JOB –
From the listing below, pick out each line with the word "Ctrl".

MATERIAL PROVIDED –

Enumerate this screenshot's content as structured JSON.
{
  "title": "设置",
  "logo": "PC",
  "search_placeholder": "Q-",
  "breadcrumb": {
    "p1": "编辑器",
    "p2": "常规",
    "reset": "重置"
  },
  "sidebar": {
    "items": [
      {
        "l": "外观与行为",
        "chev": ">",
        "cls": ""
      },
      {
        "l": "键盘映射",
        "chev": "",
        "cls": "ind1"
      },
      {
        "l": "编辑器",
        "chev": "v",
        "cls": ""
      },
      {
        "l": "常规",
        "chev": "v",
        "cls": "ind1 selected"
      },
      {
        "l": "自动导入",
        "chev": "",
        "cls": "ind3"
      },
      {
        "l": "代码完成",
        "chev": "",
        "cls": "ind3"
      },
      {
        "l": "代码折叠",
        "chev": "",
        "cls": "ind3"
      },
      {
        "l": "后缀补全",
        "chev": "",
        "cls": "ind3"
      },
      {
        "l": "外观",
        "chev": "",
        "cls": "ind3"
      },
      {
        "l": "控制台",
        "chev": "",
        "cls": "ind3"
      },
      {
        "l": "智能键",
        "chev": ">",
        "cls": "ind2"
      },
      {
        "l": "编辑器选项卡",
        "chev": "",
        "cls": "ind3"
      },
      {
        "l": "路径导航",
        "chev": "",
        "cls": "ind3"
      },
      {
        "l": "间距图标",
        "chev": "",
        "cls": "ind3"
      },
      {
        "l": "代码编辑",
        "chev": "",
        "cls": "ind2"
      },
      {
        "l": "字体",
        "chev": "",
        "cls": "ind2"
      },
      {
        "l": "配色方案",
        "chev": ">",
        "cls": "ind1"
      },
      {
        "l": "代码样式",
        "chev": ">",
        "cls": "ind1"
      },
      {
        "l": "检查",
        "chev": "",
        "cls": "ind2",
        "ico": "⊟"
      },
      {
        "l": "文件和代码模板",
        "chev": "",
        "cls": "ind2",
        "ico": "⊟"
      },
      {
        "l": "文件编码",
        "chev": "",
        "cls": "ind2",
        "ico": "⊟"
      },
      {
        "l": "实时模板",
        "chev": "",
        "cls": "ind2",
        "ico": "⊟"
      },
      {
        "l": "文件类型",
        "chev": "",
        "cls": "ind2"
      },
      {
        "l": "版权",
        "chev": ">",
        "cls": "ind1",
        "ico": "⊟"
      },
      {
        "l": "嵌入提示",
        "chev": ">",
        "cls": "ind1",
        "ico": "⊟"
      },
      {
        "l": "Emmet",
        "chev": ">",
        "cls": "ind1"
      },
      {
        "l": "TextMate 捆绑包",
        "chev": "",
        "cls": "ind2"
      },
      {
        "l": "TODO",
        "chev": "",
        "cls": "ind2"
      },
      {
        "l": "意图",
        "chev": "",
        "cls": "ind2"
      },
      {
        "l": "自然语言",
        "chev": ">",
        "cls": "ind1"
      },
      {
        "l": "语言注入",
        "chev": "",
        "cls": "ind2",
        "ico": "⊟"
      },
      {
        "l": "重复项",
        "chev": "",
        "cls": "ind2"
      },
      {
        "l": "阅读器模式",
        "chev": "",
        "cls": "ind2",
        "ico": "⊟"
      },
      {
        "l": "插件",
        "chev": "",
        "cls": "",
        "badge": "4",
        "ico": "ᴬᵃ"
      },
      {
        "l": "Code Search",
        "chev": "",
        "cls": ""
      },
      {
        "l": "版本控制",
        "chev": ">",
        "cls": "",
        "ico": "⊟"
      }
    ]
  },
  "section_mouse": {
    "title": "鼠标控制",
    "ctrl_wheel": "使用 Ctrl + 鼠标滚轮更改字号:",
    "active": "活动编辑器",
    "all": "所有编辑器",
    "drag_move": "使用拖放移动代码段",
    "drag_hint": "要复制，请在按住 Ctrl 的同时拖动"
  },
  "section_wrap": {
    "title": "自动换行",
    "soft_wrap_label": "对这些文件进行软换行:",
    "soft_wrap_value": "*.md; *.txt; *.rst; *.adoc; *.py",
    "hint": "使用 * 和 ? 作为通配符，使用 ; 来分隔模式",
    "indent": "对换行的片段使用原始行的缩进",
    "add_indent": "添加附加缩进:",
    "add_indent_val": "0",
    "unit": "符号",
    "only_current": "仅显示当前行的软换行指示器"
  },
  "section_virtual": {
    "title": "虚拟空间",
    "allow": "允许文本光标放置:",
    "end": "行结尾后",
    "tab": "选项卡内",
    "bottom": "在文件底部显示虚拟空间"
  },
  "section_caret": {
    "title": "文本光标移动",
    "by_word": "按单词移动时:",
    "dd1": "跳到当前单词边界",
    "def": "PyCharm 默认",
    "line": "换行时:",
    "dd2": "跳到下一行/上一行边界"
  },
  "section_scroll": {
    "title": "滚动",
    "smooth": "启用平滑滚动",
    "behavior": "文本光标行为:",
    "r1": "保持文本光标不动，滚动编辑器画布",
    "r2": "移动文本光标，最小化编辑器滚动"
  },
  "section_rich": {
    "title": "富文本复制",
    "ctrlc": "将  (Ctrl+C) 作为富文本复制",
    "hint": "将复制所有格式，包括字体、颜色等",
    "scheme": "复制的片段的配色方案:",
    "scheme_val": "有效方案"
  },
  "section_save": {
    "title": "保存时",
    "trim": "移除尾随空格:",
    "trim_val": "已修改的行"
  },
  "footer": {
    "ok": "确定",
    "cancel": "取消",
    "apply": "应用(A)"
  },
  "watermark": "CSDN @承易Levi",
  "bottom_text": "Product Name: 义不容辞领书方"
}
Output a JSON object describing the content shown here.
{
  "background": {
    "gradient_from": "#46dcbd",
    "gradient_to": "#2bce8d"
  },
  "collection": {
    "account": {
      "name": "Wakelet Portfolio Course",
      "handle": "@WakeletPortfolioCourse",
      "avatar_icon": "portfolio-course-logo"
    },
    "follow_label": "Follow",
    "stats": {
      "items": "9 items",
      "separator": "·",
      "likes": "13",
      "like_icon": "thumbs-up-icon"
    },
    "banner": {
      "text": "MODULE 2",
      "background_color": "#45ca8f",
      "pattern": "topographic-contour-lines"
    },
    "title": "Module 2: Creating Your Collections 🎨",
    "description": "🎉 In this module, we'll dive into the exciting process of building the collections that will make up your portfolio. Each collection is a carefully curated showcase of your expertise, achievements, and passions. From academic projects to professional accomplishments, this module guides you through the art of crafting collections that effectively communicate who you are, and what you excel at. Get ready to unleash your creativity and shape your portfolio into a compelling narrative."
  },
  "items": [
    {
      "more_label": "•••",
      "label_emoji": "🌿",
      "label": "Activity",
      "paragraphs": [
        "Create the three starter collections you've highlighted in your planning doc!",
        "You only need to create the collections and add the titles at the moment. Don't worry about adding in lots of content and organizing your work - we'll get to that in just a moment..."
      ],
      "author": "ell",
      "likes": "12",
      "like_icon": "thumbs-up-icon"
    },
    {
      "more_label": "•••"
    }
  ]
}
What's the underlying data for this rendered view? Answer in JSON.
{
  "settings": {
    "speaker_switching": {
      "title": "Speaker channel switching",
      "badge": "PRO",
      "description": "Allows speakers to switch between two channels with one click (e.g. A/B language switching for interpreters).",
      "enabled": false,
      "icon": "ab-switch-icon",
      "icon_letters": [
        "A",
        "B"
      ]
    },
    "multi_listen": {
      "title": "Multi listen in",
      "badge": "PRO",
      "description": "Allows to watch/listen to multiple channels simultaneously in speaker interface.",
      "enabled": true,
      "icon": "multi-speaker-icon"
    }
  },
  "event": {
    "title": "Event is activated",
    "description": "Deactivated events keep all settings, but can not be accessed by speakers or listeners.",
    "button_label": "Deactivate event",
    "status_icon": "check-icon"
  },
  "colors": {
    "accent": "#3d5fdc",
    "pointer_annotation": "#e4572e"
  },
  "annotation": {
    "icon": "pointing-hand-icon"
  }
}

FULL ANSWER –
    "ctrl_wheel": "使用 Ctrl + 鼠标滚轮更改字号:",
    "drag_hint": "要复制，请在按住 Ctrl 的同时拖动"
    "ctrlc": "将  (Ctrl+C) 作为富文本复制",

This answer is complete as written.